Stored data:
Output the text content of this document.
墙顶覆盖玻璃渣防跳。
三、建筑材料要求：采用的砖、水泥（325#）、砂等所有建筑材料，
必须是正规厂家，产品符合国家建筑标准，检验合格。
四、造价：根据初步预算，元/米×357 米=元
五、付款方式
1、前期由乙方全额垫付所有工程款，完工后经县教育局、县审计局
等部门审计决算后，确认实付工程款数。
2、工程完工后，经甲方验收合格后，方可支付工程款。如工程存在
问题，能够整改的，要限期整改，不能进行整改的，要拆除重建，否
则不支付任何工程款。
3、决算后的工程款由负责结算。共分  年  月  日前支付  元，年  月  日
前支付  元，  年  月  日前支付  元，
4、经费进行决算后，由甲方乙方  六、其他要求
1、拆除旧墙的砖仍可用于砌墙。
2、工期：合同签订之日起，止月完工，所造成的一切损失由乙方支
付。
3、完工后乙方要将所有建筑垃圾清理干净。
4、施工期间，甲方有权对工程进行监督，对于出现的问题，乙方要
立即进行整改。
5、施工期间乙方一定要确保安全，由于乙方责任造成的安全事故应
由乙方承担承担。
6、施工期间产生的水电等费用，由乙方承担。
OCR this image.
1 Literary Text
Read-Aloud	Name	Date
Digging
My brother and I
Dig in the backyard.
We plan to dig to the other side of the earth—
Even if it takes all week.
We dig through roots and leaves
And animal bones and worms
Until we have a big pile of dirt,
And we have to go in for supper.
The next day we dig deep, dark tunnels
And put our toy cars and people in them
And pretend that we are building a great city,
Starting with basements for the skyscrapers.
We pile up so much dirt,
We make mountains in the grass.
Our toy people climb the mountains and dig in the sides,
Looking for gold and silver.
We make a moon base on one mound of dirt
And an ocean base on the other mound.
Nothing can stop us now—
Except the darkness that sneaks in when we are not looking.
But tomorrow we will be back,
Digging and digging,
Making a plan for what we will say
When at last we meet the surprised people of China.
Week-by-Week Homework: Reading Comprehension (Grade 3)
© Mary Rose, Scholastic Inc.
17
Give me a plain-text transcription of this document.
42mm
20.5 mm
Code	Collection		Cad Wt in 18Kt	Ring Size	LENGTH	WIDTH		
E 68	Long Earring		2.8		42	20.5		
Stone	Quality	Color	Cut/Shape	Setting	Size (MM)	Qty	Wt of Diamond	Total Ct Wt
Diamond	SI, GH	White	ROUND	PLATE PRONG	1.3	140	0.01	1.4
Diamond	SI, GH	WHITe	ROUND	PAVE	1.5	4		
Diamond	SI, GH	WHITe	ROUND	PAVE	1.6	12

→ **Aim**:
Output exactly the lines from the one containing "Give me a plain-text" through the last line of the entries, both ends included.

→ **Exercise output**:
Give me a plain-text transcription of this document.
42mm
20.5 mm
Code	Collection		Cad Wt in 18Kt	Ring Size	LENGTH	WIDTH		
E 68	Long Earring		2.8		42	20.5		
Stone	Quality	Color	Cut/Shape	Setting	Size (MM)	Qty	Wt of Diamond	Total Ct Wt
Diamond	SI, GH	White	ROUND	PLATE PRONG	1.3	140	0.01	1.4
Diamond	SI, GH	WHITe	ROUND	PAVE	1.5	4		
Diamond	SI, GH	WHITe	ROUND	PAVE	1.6	12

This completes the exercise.